THE DATA start

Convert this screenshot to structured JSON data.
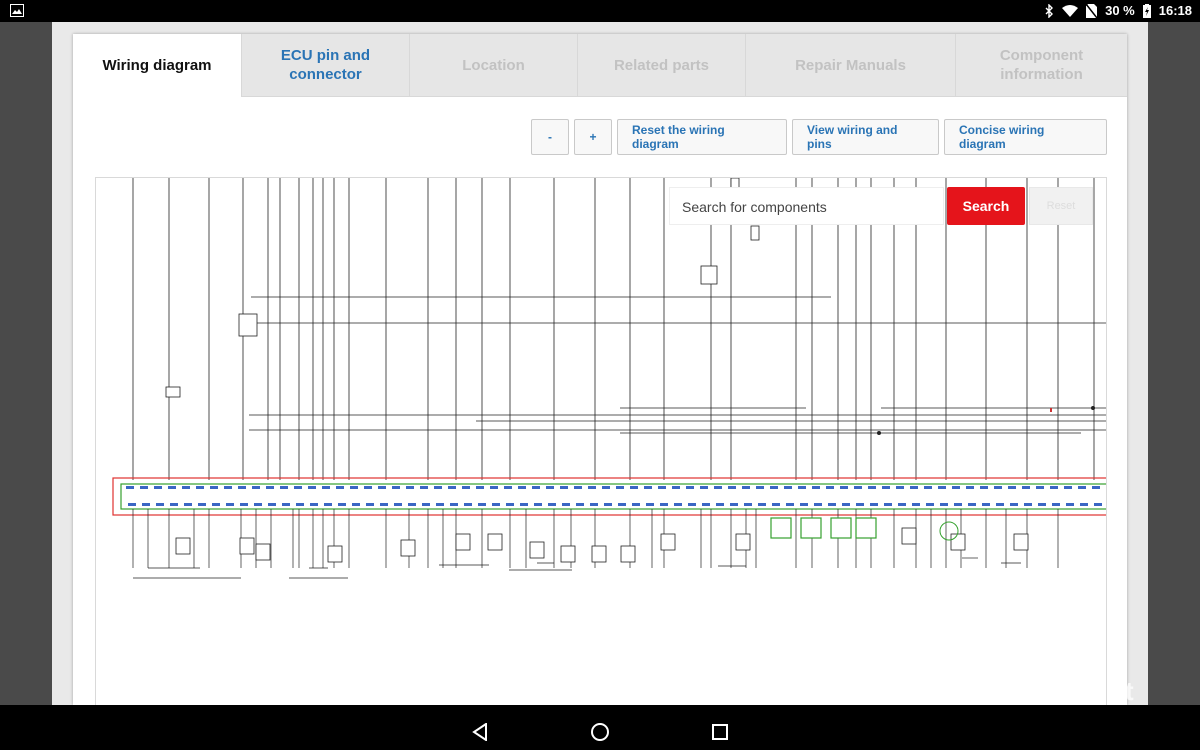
{
  "status": {
    "battery": "30 %",
    "time": "16:18"
  },
  "tabs": [
    {
      "label": "Wiring diagram",
      "state": "active"
    },
    {
      "label": "ECU pin and connector",
      "state": "link"
    },
    {
      "label": "Location",
      "state": "disabled"
    },
    {
      "label": "Related parts",
      "state": "disabled"
    },
    {
      "label": "Repair Manuals",
      "state": "disabled"
    },
    {
      "label": "Component information",
      "state": "disabled"
    }
  ],
  "toolbar": {
    "zoom_out": "-",
    "zoom_in": "+",
    "reset_diagram": "Reset the wiring diagram",
    "view_wiring_pins": "View wiring and pins",
    "concise": "Concise wiring diagram"
  },
  "search": {
    "placeholder": "Search for components",
    "button": "Search",
    "reset": "Reset"
  },
  "watermark": "skelbiu.lt",
  "colors": {
    "accent": "#2a74b5",
    "search_red": "#e5141b",
    "connector_green": "#35a12e",
    "highlight_red": "#e0312f"
  }
}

THE DATA end

• WHAT THE TASK ASKS: Sift the material for lines with the string "diagram". Copy each one found.

• RESULT:
      "label": "Wiring diagram",
    "reset_diagram": "Reset the wiring diagram",
    "concise": "Concise wiring diagram"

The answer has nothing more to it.